* [Problem requirements]: Reproduce the data word for word, from the start through the line containing "The groove 14 is at (195, 74).", and leave out the pictures.

* [Material for the task]:
╔══
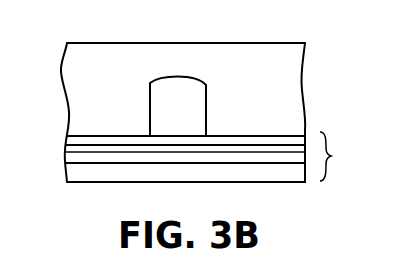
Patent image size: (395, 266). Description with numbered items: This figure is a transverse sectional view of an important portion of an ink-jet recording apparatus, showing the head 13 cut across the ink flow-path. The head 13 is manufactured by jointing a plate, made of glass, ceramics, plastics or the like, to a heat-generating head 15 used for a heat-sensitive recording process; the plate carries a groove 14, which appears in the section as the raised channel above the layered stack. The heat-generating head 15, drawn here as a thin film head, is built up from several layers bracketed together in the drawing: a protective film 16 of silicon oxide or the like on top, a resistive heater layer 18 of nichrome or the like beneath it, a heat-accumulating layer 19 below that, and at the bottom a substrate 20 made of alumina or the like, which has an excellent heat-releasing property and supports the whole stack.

The head 13 is at (93, 43).
The groove 14 is at (195, 74).
The heat-generating head 15 is at (337, 156).
The protective film 16 is at (233, 141).
The resistive heater layer 18 is at (261, 148).
The heat-accumulating layer 19 is at (281, 157).
The substrate 20 is at (100, 172).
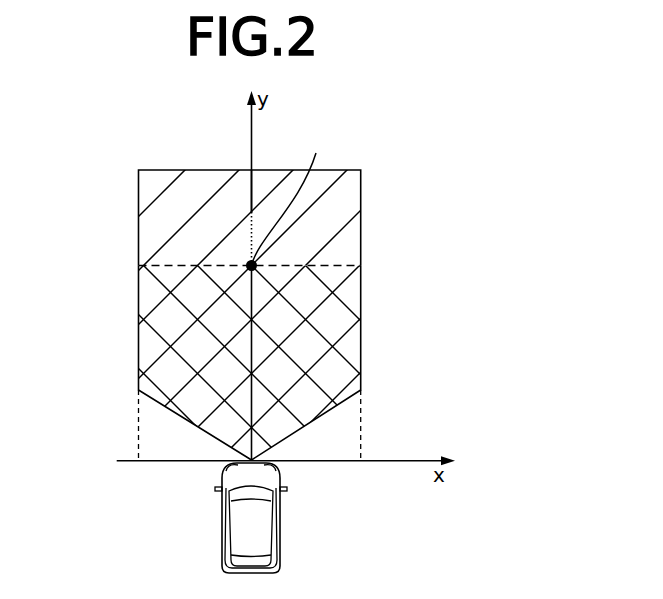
╚══
* [Solution for this problem]:
Patent image size: (395, 266). Description with numbered items: This figure is a transverse sectional view of an important portion of an ink-jet recording apparatus, showing the head 13 cut across the ink flow-path. The head 13 is manufactured by jointing a plate, made of glass, ceramics, plastics or the like, to a heat-generating head 15 used for a heat-sensitive recording process; the plate carries a groove 14, which appears in the section as the raised channel above the layered stack. The heat-generating head 15, drawn here as a thin film head, is built up from several layers bracketed together in the drawing: a protective film 16 of silicon oxide or the like on top, a resistive heater layer 18 of nichrome or the like beneath it, a heat-accumulating layer 19 below that, and at the bottom a substrate 20 made of alumina or the like, which has an excellent heat-releasing property and supports the whole stack.

The head 13 is at (93, 43).
The groove 14 is at (195, 74).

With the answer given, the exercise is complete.